<<<<
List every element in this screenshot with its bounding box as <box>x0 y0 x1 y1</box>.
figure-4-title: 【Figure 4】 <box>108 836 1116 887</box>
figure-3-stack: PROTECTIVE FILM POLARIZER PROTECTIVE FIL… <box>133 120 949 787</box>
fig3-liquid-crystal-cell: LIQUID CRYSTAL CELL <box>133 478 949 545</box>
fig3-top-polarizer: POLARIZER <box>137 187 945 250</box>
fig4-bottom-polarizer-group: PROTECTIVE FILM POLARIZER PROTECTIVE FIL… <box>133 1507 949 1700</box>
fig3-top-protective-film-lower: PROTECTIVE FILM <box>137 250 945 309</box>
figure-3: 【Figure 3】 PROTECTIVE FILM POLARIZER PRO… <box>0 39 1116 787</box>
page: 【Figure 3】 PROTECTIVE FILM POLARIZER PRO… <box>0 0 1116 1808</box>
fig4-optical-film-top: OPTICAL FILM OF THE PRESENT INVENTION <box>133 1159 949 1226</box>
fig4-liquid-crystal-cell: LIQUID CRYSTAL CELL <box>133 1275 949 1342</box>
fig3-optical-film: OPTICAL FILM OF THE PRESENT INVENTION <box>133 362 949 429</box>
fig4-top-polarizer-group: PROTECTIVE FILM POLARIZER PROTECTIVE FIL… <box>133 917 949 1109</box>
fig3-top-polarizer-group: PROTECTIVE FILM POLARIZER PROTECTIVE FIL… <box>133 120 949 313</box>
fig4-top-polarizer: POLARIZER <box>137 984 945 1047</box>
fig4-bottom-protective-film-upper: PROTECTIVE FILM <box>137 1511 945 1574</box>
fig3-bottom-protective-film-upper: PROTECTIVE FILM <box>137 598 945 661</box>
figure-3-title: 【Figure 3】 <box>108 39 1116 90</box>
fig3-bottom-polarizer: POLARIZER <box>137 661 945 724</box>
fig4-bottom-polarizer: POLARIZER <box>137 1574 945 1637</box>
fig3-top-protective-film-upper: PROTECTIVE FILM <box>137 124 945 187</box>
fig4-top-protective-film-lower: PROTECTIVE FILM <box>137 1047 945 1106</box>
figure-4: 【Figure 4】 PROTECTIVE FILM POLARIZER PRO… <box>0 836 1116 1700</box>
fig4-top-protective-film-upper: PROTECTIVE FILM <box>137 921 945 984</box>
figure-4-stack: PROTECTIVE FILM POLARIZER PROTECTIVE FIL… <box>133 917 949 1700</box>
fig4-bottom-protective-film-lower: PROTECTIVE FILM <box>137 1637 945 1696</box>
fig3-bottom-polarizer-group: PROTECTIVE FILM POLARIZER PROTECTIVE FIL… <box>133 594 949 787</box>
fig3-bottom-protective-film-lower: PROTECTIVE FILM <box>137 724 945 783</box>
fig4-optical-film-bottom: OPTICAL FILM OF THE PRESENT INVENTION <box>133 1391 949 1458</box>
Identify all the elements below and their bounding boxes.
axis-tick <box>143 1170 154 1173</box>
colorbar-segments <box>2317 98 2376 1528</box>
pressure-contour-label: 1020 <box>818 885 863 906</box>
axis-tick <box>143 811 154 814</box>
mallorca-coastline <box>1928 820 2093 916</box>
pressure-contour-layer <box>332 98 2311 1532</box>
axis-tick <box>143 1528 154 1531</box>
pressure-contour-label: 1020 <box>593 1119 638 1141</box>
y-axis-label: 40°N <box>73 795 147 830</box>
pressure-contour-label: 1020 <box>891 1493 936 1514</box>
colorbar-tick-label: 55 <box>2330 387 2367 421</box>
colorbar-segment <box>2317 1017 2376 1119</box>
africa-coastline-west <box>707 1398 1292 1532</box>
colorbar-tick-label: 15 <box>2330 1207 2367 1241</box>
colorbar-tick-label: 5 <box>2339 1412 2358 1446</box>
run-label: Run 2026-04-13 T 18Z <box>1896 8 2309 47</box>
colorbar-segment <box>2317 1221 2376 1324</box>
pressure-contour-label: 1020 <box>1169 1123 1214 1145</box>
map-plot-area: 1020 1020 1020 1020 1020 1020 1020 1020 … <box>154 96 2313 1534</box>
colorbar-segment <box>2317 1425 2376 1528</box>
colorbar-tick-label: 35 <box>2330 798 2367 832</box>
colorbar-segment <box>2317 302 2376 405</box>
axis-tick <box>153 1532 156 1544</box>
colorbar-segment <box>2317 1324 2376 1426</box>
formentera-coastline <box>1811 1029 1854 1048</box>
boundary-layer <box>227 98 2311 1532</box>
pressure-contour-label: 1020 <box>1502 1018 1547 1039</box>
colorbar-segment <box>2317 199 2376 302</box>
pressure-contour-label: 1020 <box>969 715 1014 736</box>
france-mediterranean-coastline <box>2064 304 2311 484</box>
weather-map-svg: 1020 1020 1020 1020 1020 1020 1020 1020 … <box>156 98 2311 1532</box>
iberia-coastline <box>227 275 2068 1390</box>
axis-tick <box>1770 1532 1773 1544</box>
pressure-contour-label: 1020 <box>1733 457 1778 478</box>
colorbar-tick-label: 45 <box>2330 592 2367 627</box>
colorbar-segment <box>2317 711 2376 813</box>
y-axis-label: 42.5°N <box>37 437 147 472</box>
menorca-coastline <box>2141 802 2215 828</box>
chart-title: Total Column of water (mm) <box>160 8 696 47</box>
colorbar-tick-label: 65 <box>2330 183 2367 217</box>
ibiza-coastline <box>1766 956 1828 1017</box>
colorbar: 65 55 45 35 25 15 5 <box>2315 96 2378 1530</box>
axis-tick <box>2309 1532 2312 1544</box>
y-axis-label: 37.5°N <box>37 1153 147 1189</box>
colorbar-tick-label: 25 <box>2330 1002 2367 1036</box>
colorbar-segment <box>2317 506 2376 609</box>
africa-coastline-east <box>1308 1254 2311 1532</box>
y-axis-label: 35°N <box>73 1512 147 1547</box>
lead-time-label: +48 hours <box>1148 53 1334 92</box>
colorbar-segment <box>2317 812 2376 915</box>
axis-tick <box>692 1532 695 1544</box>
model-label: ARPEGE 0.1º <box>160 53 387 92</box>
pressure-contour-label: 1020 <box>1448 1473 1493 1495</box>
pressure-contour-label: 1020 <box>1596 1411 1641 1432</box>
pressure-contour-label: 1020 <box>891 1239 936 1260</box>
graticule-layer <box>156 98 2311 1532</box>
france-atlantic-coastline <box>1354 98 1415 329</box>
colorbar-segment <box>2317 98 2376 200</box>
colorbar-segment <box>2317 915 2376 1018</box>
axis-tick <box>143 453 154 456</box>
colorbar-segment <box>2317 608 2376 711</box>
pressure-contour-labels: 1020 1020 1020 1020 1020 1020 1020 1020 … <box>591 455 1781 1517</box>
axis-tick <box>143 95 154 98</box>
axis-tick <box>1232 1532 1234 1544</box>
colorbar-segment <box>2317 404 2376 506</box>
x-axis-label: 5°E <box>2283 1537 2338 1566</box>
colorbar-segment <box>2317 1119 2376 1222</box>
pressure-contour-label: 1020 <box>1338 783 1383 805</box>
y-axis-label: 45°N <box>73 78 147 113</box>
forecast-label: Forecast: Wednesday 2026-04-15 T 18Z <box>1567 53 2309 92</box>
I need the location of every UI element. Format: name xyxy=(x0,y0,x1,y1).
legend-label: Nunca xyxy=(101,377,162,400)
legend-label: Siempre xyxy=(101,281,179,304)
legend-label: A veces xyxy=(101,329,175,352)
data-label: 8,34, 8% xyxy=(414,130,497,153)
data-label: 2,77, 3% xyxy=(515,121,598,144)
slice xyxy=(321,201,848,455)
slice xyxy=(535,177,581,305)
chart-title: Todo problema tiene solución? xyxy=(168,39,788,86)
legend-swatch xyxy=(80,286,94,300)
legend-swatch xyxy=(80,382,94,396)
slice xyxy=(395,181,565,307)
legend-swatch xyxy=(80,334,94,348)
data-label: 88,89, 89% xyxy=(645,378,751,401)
>>>>
- _EXERCISE PROMPT_
Rewrite the items from the start of the items up to and including the line containing "fig3-top-protective-film-lower: PROTECTIVE FILM", replacing "bounding box" with "enclosing box" and leaving everything else unchanged.

- _ANSWER TO THE PROBLEM_
List every element in this screenshot with its enclosing box as <box>x0 y0 x1 y1</box>.
figure-4-title: 【Figure 4】 <box>108 836 1116 887</box>
figure-3-stack: PROTECTIVE FILM POLARIZER PROTECTIVE FIL… <box>133 120 949 787</box>
fig3-liquid-crystal-cell: LIQUID CRYSTAL CELL <box>133 478 949 545</box>
fig3-top-polarizer: POLARIZER <box>137 187 945 250</box>
fig4-bottom-polarizer-group: PROTECTIVE FILM POLARIZER PROTECTIVE FIL… <box>133 1507 949 1700</box>
fig3-top-protective-film-lower: PROTECTIVE FILM <box>137 250 945 309</box>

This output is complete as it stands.